- **Data for this exercise**
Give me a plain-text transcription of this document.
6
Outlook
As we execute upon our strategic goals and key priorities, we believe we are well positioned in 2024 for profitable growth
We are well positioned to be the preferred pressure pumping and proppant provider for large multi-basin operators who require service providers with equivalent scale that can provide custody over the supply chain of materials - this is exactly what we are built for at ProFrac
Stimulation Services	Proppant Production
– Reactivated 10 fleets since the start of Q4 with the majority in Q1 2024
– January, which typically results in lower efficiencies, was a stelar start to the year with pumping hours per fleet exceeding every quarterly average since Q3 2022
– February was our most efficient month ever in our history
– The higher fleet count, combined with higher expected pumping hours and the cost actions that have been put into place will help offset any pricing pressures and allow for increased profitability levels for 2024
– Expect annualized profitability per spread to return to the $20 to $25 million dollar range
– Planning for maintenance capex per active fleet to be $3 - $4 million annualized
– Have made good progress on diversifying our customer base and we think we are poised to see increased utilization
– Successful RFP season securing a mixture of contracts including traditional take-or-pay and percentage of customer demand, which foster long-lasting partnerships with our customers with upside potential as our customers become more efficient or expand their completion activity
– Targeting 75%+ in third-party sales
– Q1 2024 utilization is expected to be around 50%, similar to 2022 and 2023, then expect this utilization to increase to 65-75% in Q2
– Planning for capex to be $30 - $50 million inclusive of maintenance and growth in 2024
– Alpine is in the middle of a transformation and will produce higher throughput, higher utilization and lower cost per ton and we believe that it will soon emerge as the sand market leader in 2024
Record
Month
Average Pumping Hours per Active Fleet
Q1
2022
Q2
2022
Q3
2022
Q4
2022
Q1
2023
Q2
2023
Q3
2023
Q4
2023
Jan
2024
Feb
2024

- **Exercise instructions**
Quote the data above in full, changing nothing.

- **Problem solution**
Give me a plain-text transcription of this document.
6
Outlook
As we execute upon our strategic goals and key priorities, we believe we are well positioned in 2024 for profitable growth
We are well positioned to be the preferred pressure pumping and proppant provider for large multi-basin operators who require service providers with equivalent scale that can provide custody over the supply chain of materials - this is exactly what we are built for at ProFrac
Stimulation Services	Proppant Production
– Reactivated 10 fleets since the start of Q4 with the majority in Q1 2024
– January, which typically results in lower efficiencies, was a stelar start to the year with pumping hours per fleet exceeding every quarterly average since Q3 2022
– February was our most efficient month ever in our history
– The higher fleet count, combined with higher expected pumping hours and the cost actions that have been put into place will help offset any pricing pressures and allow for increased profitability levels for 2024
– Expect annualized profitability per spread to return to the $20 to $25 million dollar range
– Planning for maintenance capex per active fleet to be $3 - $4 million annualized
– Have made good progress on diversifying our customer base and we think we are poised to see increased utilization
– Successful RFP season securing a mixture of contracts including traditional take-or-pay and percentage of customer demand, which foster long-lasting partnerships with our customers with upside potential as our customers become more efficient or expand their completion activity
– Targeting 75%+ in third-party sales
– Q1 2024 utilization is expected to be around 50%, similar to 2022 and 2023, then expect this utilization to increase to 65-75% in Q2
– Planning for capex to be $30 - $50 million inclusive of maintenance and growth in 2024
– Alpine is in the middle of a transformation and will produce higher throughput, higher utilization and lower cost per ton and we believe that it will soon emerge as the sand market leader in 2024
Record
Month
Average Pumping Hours per Active Fleet
Q1
2022
Q2
2022
Q3
2022
Q4
2022
Q1
2023
Q2
2023
Q3
2023
Q4
2023
Jan
2024
Feb
2024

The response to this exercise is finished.